#### Request:
Your task is to copy the listing exactly, with the pictures left out.

+++ Supplied data +++

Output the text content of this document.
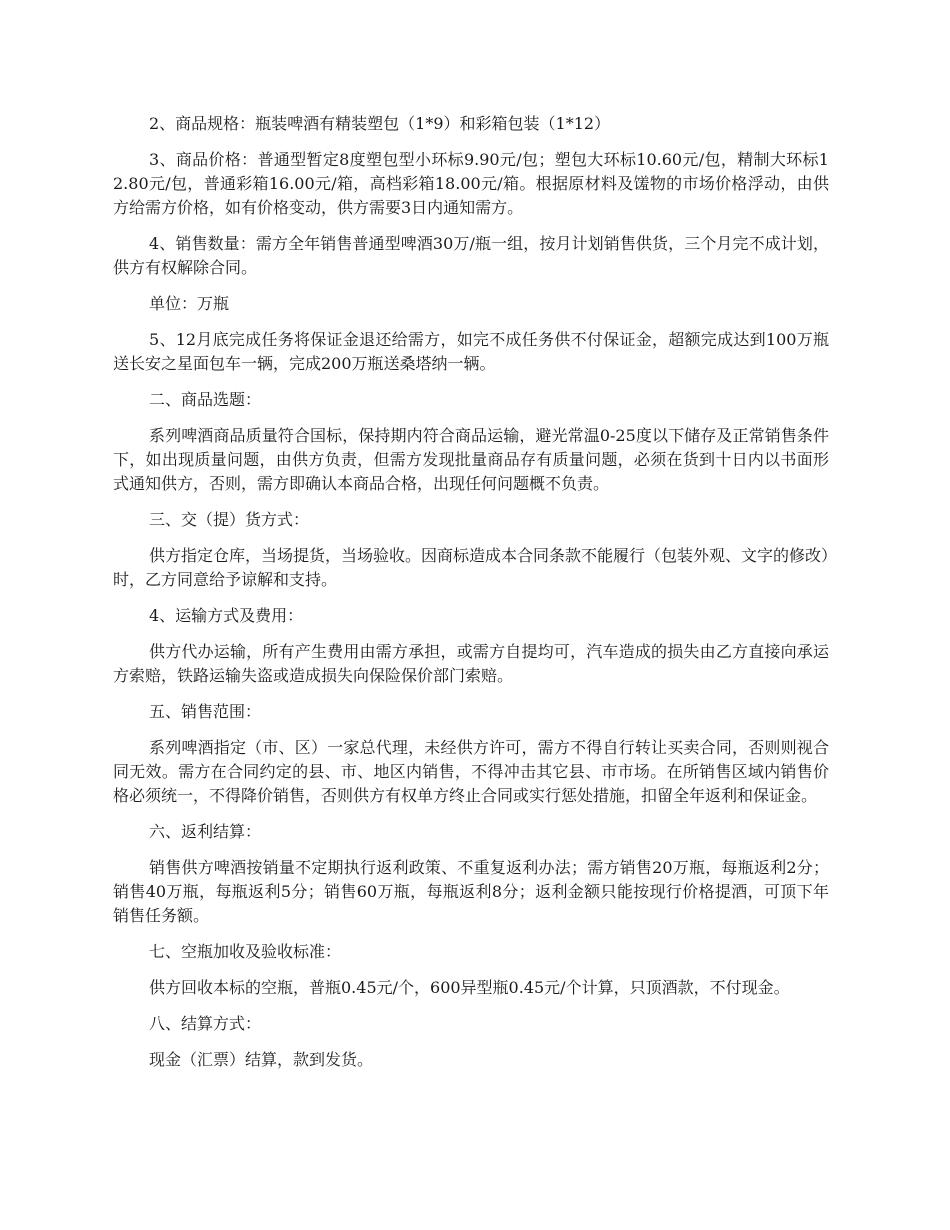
2、商品规格：瓶装啤酒有精装塑包（1*9）和彩箱包装（1*12）

3、商品价格：普通型暂定8度塑包型小环标9.90元/包；塑包大环标10.60元/包，精制大环标12.80元/包，普通彩箱16.00元/箱，高档彩箱18.00元/箱。根据原材料及馐物的市场价格浮动，由供方给需方价格，如有价格变动，供方需要3日内通知需方。

4、销售数量：需方全年销售普通型啤酒30万/瓶一组，按月计划销售供货，三个月完不成计划，供方有权解除合同。

单位：万瓶

5、12月底完成任务将保证金退还给需方，如完不成任务供不付保证金，超额完成达到100万瓶送长安之星面包车一辆，完成200万瓶送桑塔纳一辆。

二、商品选题：

系列啤酒商品质量符合国标，保持期内符合商品运输，避光常温0-25度以下储存及正常销售条件下，如出现质量问题，由供方负责，但需方发现批量商品存有质量问题，必须在货到十日内以书面形式通知供方，否则，需方即确认本商品合格，出现任何问题概不负责。

三、交（提）货方式：

供方指定仓库，当场提货，当场验收。因商标造成本合同条款不能履行（包装外观、文字的修改）时，乙方同意给予谅解和支持。

4、运输方式及费用：

供方代办运输，所有产生费用由需方承担，或需方自提均可，汽车造成的损失由乙方直接向承运方索赔，铁路运输失盗或造成损失向保险保价部门索赔。

五、销售范围：

系列啤酒指定（市、区）一家总代理，未经供方许可，需方不得自行转让买卖合同，否则则视合同无效。需方在合同约定的县、市、地区内销售，不得冲击其它县、市市场。在所销售区域内销售价格必须统一，不得降价销售，否则供方有权单方终止合同或实行惩处措施，扣留全年返利和保证金。

六、返利结算：

销售供方啤酒按销量不定期执行返利政策、不重复返利办法；需方销售20万瓶，每瓶返利2分；销售40万瓶，每瓶返利5分；销售60万瓶，每瓶返利8分；返利金额只能按现行价格提酒，可顶下年销售任务额。

七、空瓶加收及验收标准：

供方回收本标的空瓶，普瓶0.45元/个，600异型瓶0.45元/个计算，只顶酒款，不付现金。

八、结算方式：

现金（汇票）结算，款到发货。
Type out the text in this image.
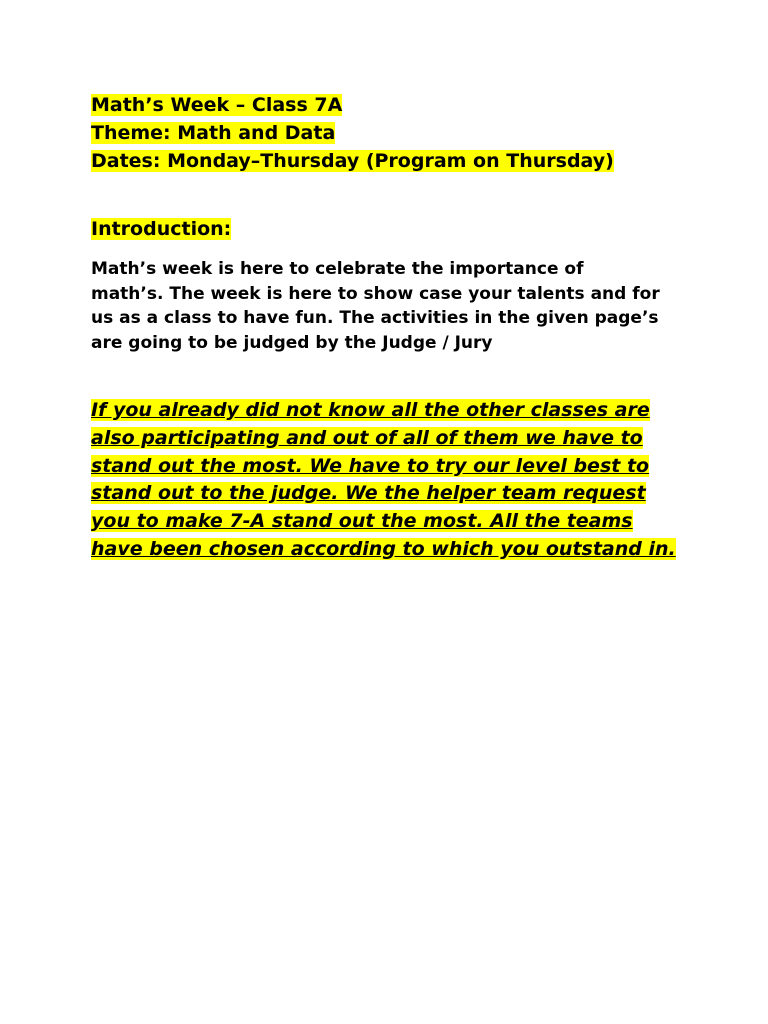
Math’s Week – Class 7A

Theme: Math and Data

Dates: Monday–Thursday (Program on Thursday)

Introduction:

Math’s week is here to celebrate the importance of math’s. The week is here to show case your talents and for us as a class to have fun. The activities in the given page’s are going to be judged by the Judge / Jury

If you already did not know all the other classes are also participating and out of all of them we have to stand out the most. We have to try our level best to stand out to the judge. We the helper team request you to make 7-A stand out the most. All the teams have been chosen according to which you outstand in.
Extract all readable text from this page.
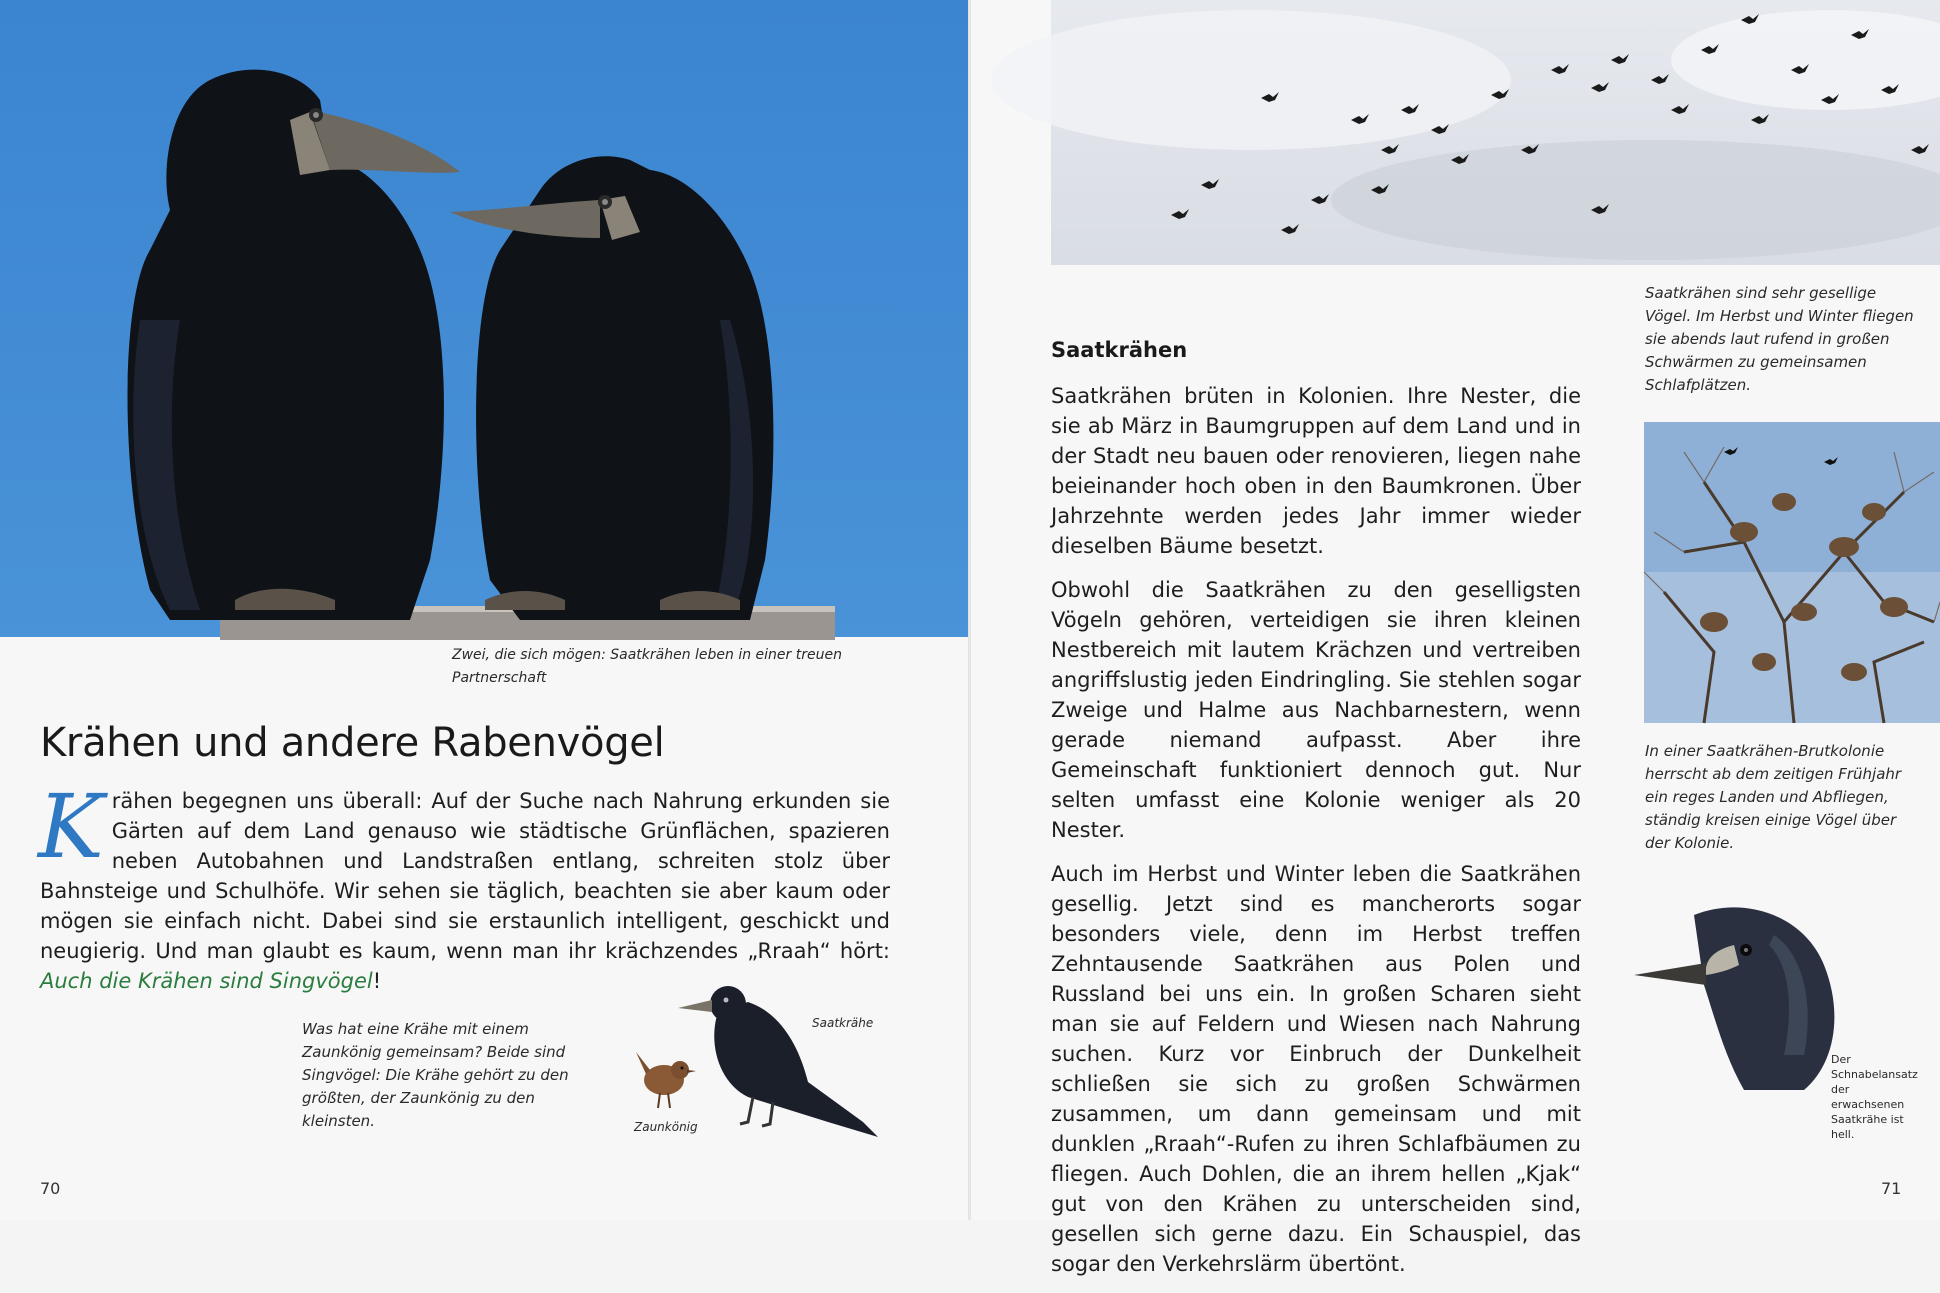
Zwei, die sich mögen: Saatkrähen leben in einer treuen Partnerschaft
Krähen und andere Rabenvögel
Krähen begegnen uns überall: Auf der Suche nach Nahrung erkunden sie Gärten auf dem Land genauso wie städtische Grünflächen, spazieren neben Autobahnen und Landstraßen entlang, schreiten stolz über Bahnsteige und Schulhöfe. Wir sehen sie täglich, beachten sie aber kaum oder mögen sie einfach nicht. Dabei sind sie erstaunlich intelligent, geschickt und neugierig. Und man glaubt es kaum, wenn man ihr krächzendes „Rraah“ hört: Auch die Krähen sind Singvögel!
Was hat eine Krähe mit einem Zaunkönig gemeinsam? Beide sind Singvögel: Die Krähe gehört zu den größten, der Zaunkönig zu den kleinsten.	Zaunkönig
Saatkrähe
70
Saatkrähen sind sehr gesellige Vögel. Im Herbst und Winter fliegen sie abends laut rufend in großen Schwärmen zu gemeinsamen Schlafplätzen.
Saatkrähen

Saatkrähen brüten in Kolonien. Ihre Nester, die sie ab März in Baumgruppen auf dem Land und in der Stadt neu bauen oder renovieren, liegen nahe beieinander hoch oben in den Baumkronen. Über Jahrzehnte werden jedes Jahr immer wieder dieselben Bäume besetzt.

Obwohl die Saatkrähen zu den geselligsten Vögeln gehören, verteidigen sie ihren kleinen Nestbereich mit lautem Krächzen und vertreiben angriffslustig jeden Eindringling. Sie stehlen sogar Zweige und Halme aus Nachbarnestern, wenn gerade niemand aufpasst. Aber ihre Gemeinschaft funktioniert dennoch gut. Nur selten umfasst eine Kolonie weniger als 20 Nester.

Auch im Herbst und Winter leben die Saatkrähen gesellig. Jetzt sind es mancherorts sogar besonders viele, denn im Herbst treffen Zehntausende Saatkrähen aus Polen und Russland bei uns ein. In großen Scharen sieht man sie auf Feldern und Wiesen nach Nahrung suchen. Kurz vor Einbruch der Dunkelheit schließen sie sich zu großen Schwärmen zusammen, um dann gemeinsam und mit dunklen „Rraah“-Rufen zu ihren Schlafbäumen zu fliegen. Auch Dohlen, die an ihrem hellen „Kjak“ gut von den Krähen zu unterscheiden sind, gesellen sich gerne dazu. Ein Schauspiel, das sogar den Verkehrslärm übertönt.

In einer Saatkrähen-Brutkolonie herrscht ab dem zeitigen Frühjahr ein reges Landen und Abfliegen, ständig kreisen einige Vögel über der Kolonie.
Der Schnabelansatz der erwachsenen Saatkrähe ist hell.
71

+++

#### Result:
Output the text content of this document.
2、商品规格：瓶装啤酒有精装塑包（1*9）和彩箱包装（1*12）

3、商品价格：普通型暂定8度塑包型小环标9.90元/包；塑包大环标10.60元/包，精制大环标12.80元/包，普通彩箱16.00元/箱，高档彩箱18.00元/箱。根据原材料及馐物的市场价格浮动，由供方给需方价格，如有价格变动，供方需要3日内通知需方。

4、销售数量：需方全年销售普通型啤酒30万/瓶一组，按月计划销售供货，三个月完不成计划，供方有权解除合同。

单位：万瓶

5、12月底完成任务将保证金退还给需方，如完不成任务供不付保证金，超额完成达到100万瓶送长安之星面包车一辆，完成200万瓶送桑塔纳一辆。

二、商品选题：

系列啤酒商品质量符合国标，保持期内符合商品运输，避光常温0-25度以下储存及正常销售条件下，如出现质量问题，由供方负责，但需方发现批量商品存有质量问题，必须在货到十日内以书面形式通知供方，否则，需方即确认本商品合格，出现任何问题概不负责。

三、交（提）货方式：

供方指定仓库，当场提货，当场验收。因商标造成本合同条款不能履行（包装外观、文字的修改）时，乙方同意给予谅解和支持。

4、运输方式及费用：

供方代办运输，所有产生费用由需方承担，或需方自提均可，汽车造成的损失由乙方直接向承运方索赔，铁路运输失盗或造成损失向保险保价部门索赔。

五、销售范围：

系列啤酒指定（市、区）一家总代理，未经供方许可，需方不得自行转让买卖合同，否则则视合同无效。需方在合同约定的县、市、地区内销售，不得冲击其它县、市市场。在所销售区域内销售价格必须统一，不得降价销售，否则供方有权单方终止合同或实行惩处措施，扣留全年返利和保证金。

六、返利结算：

销售供方啤酒按销量不定期执行返利政策、不重复返利办法；需方销售20万瓶，每瓶返利2分；销售40万瓶，每瓶返利5分；销售60万瓶，每瓶返利8分；返利金额只能按现行价格提酒，可顶下年销售任务额。

七、空瓶加收及验收标准：

供方回收本标的空瓶，普瓶0.45元/个，600异型瓶0.45元/个计算，只顶酒款，不付现金。

八、结算方式：

现金（汇票）结算，款到发货。
Type out the text in this image.
Math’s Week – Class 7A

Theme: Math and Data

Dates: Monday–Thursday (Program on Thursday)

Introduction:

Math’s week is here to celebrate the importance of math’s. The week is here to show case your talents and for us as a class to have fun. The activities in the given page’s are going to be judged by the Judge / Jury

If you already did not know all the other classes are also participating and out of all of them we have to stand out the most. We have to try our level best to stand out to the judge. We the helper team request you to make 7-A stand out the most. All the teams have been chosen according to which you outstand in.
Extract all readable text from this page.
Zwei, die sich mögen: Saatkrähen leben in einer treuen Partnerschaft
Krähen und andere Rabenvögel
Krähen begegnen uns überall: Auf der Suche nach Nahrung erkunden sie Gärten auf dem Land genauso wie städtische Grünflächen, spazieren neben Autobahnen und Landstraßen entlang, schreiten stolz über Bahnsteige und Schulhöfe. Wir sehen sie täglich, beachten sie aber kaum oder mögen sie einfach nicht. Dabei sind sie erstaunlich intelligent, geschickt und neugierig. Und man glaubt es kaum, wenn man ihr krächzendes „Rraah“ hört: Auch die Krähen sind Singvögel!
Was hat eine Krähe mit einem Zaunkönig gemeinsam? Beide sind Singvögel: Die Krähe gehört zu den größten, der Zaunkönig zu den kleinsten.	Zaunkönig
Saatkrähe
70
Saatkrähen sind sehr gesellige Vögel. Im Herbst und Winter fliegen sie abends laut rufend in großen Schwärmen zu gemeinsamen Schlafplätzen.
Saatkrähen

Saatkrähen brüten in Kolonien. Ihre Nester, die sie ab März in Baumgruppen auf dem Land und in der Stadt neu bauen oder renovieren, liegen nahe beieinander hoch oben in den Baumkronen. Über Jahrzehnte werden jedes Jahr immer wieder dieselben Bäume besetzt.

Obwohl die Saatkrähen zu den geselligsten Vögeln gehören, verteidigen sie ihren kleinen Nestbereich mit lautem Krächzen und vertreiben angriffslustig jeden Eindringling. Sie stehlen sogar Zweige und Halme aus Nachbarnestern, wenn gerade niemand aufpasst. Aber ihre Gemeinschaft funktioniert dennoch gut. Nur selten umfasst eine Kolonie weniger als 20 Nester.

Auch im Herbst und Winter leben die Saatkrähen gesellig. Jetzt sind es mancherorts sogar besonders viele, denn im Herbst treffen Zehntausende Saatkrähen aus Polen und Russland bei uns ein. In großen Scharen sieht man sie auf Feldern und Wiesen nach Nahrung suchen. Kurz vor Einbruch der Dunkelheit schließen sie sich zu großen Schwärmen zusammen, um dann gemeinsam und mit dunklen „Rraah“-Rufen zu ihren Schlafbäumen zu fliegen. Auch Dohlen, die an ihrem hellen „Kjak“ gut von den Krähen zu unterscheiden sind, gesellen sich gerne dazu. Ein Schauspiel, das sogar den Verkehrslärm übertönt.

In einer Saatkrähen-Brutkolonie herrscht ab dem zeitigen Frühjahr ein reges Landen und Abfliegen, ständig kreisen einige Vögel über der Kolonie.
Der Schnabelansatz der erwachsenen Saatkrähe ist hell.
71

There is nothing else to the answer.